[Box coordinate listings]
# # # # #

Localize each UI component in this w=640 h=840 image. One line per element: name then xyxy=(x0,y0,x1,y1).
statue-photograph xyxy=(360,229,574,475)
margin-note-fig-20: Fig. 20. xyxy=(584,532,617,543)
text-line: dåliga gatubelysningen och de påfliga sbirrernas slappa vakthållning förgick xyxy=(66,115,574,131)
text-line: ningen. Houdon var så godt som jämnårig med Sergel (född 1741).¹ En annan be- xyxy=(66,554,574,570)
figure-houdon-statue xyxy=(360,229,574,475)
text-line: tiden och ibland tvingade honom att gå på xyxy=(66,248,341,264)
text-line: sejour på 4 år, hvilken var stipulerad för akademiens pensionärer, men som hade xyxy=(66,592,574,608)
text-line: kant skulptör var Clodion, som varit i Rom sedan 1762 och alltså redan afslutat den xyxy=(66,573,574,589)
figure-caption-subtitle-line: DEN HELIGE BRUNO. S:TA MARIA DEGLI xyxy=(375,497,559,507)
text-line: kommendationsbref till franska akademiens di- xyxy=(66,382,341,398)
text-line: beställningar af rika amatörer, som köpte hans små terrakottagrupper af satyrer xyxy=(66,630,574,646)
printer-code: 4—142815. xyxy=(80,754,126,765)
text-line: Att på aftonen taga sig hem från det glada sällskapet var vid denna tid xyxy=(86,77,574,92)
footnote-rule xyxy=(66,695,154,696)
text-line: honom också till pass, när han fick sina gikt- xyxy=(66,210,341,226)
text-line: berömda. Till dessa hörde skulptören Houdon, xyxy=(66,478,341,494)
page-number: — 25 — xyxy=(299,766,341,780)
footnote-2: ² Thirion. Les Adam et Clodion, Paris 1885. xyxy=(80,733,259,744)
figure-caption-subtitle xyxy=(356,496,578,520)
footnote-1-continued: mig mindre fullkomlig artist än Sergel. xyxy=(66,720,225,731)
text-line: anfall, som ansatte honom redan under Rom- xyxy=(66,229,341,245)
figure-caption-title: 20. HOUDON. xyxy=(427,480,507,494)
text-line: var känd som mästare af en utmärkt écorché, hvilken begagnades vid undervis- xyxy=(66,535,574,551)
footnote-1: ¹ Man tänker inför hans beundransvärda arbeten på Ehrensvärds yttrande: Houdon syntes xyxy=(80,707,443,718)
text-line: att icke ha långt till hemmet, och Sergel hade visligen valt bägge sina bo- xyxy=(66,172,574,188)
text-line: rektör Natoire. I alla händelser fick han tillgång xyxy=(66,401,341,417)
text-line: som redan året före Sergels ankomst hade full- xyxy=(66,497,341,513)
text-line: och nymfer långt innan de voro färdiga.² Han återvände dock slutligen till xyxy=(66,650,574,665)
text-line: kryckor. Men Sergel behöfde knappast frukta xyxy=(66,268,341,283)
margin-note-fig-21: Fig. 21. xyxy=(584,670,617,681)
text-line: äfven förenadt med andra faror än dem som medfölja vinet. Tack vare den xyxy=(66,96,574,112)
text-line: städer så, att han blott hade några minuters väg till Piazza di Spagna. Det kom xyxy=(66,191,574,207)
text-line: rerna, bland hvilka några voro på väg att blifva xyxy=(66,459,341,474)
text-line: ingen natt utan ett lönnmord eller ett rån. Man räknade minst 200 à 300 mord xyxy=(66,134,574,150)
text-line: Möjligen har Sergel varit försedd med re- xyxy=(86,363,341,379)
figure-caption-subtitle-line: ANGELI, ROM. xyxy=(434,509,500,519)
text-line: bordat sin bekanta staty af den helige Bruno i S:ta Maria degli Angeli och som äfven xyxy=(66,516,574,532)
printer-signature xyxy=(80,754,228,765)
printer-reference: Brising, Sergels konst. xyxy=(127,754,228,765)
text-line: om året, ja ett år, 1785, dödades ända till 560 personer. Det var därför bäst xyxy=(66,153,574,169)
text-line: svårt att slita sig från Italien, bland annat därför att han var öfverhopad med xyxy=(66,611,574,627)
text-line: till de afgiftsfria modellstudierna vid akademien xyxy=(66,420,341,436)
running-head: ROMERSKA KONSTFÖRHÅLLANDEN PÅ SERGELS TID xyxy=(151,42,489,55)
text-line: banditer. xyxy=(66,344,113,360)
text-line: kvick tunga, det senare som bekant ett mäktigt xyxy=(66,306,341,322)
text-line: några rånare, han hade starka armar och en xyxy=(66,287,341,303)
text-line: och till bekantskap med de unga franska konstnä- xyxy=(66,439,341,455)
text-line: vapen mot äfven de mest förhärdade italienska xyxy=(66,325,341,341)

# # # # #

Short problem |
Reproduce all of the entries with "text-line" substituted by "body-line" throughout, leaving everything else unchanged.

Output of the exercise |
Localize each UI component in this w=640 h=840 image. One line per element: name then xyxy=(x0,y0,x1,y1).
statue-photograph xyxy=(360,229,574,475)
margin-note-fig-20: Fig. 20. xyxy=(584,532,617,543)
body-line: dåliga gatubelysningen och de påfliga sbirrernas slappa vakthållning förgick xyxy=(66,115,574,131)
body-line: ningen. Houdon var så godt som jämnårig med Sergel (född 1741).¹ En annan be- xyxy=(66,554,574,570)
figure-houdon-statue xyxy=(360,229,574,475)
body-line: tiden och ibland tvingade honom att gå på xyxy=(66,248,341,264)
body-line: sejour på 4 år, hvilken var stipulerad för akademiens pensionärer, men som hade xyxy=(66,592,574,608)
body-line: kant skulptör var Clodion, som varit i Rom sedan 1762 och alltså redan afslutat den xyxy=(66,573,574,589)
figure-caption-subtitle-line: DEN HELIGE BRUNO. S:TA MARIA DEGLI xyxy=(375,497,559,507)
body-line: kommendationsbref till franska akademiens di- xyxy=(66,382,341,398)
body-line: beställningar af rika amatörer, som köpte hans små terrakottagrupper af satyrer xyxy=(66,630,574,646)
printer-code: 4—142815. xyxy=(80,754,126,765)
body-line: Att på aftonen taga sig hem från det glada sällskapet var vid denna tid xyxy=(86,77,574,92)
footnote-rule xyxy=(66,695,154,696)
body-line: honom också till pass, när han fick sina gikt- xyxy=(66,210,341,226)
body-line: berömda. Till dessa hörde skulptören Houdon, xyxy=(66,478,341,494)
page-number: — 25 — xyxy=(299,766,341,780)
footnote-2: ² Thirion. Les Adam et Clodion, Paris 1885. xyxy=(80,733,259,744)
figure-caption-subtitle xyxy=(356,496,578,520)
footnote-1-continued: mig mindre fullkomlig artist än Sergel. xyxy=(66,720,225,731)
body-line: anfall, som ansatte honom redan under Rom- xyxy=(66,229,341,245)
figure-caption-title: 20. HOUDON. xyxy=(427,480,507,494)
body-line: var känd som mästare af en utmärkt écorché, hvilken begagnades vid undervis- xyxy=(66,535,574,551)
footnote-1: ¹ Man tänker inför hans beundransvärda arbeten på Ehrensvärds yttrande: Houdon syntes xyxy=(80,707,443,718)
body-line: att icke ha långt till hemmet, och Sergel hade visligen valt bägge sina bo- xyxy=(66,172,574,188)
body-line: rektör Natoire. I alla händelser fick han tillgång xyxy=(66,401,341,417)
body-line: som redan året före Sergels ankomst hade full- xyxy=(66,497,341,513)
body-line: och nymfer långt innan de voro färdiga.² Han återvände dock slutligen till xyxy=(66,650,574,665)
body-line: kryckor. Men Sergel behöfde knappast frukta xyxy=(66,268,341,283)
margin-note-fig-21: Fig. 21. xyxy=(584,670,617,681)
body-line: äfven förenadt med andra faror än dem som medfölja vinet. Tack vare den xyxy=(66,96,574,112)
body-line: städer så, att han blott hade några minuters väg till Piazza di Spagna. Det kom xyxy=(66,191,574,207)
body-line: rerna, bland hvilka några voro på väg att blifva xyxy=(66,459,341,474)
body-line: ingen natt utan ett lönnmord eller ett rån. Man räknade minst 200 à 300 mord xyxy=(66,134,574,150)
body-line: Möjligen har Sergel varit försedd med re- xyxy=(86,363,341,379)
figure-caption-subtitle-line: ANGELI, ROM. xyxy=(434,509,500,519)
body-line: bordat sin bekanta staty af den helige Bruno i S:ta Maria degli Angeli och som äfven xyxy=(66,516,574,532)
printer-signature xyxy=(80,754,228,765)
printer-reference: Brising, Sergels konst. xyxy=(127,754,228,765)
body-line: om året, ja ett år, 1785, dödades ända till 560 personer. Det var därför bäst xyxy=(66,153,574,169)
body-line: svårt att slita sig från Italien, bland annat därför att han var öfverhopad med xyxy=(66,611,574,627)
body-line: till de afgiftsfria modellstudierna vid akademien xyxy=(66,420,341,436)
running-head: ROMERSKA KONSTFÖRHÅLLANDEN PÅ SERGELS TID xyxy=(151,42,489,55)
body-line: banditer. xyxy=(66,344,113,360)
body-line: kvick tunga, det senare som bekant ett mäktigt xyxy=(66,306,341,322)
body-line: några rånare, han hade starka armar och en xyxy=(66,287,341,303)
body-line: och till bekantskap med de unga franska konstnä- xyxy=(66,439,341,455)
body-line: vapen mot äfven de mest förhärdade italienska xyxy=(66,325,341,341)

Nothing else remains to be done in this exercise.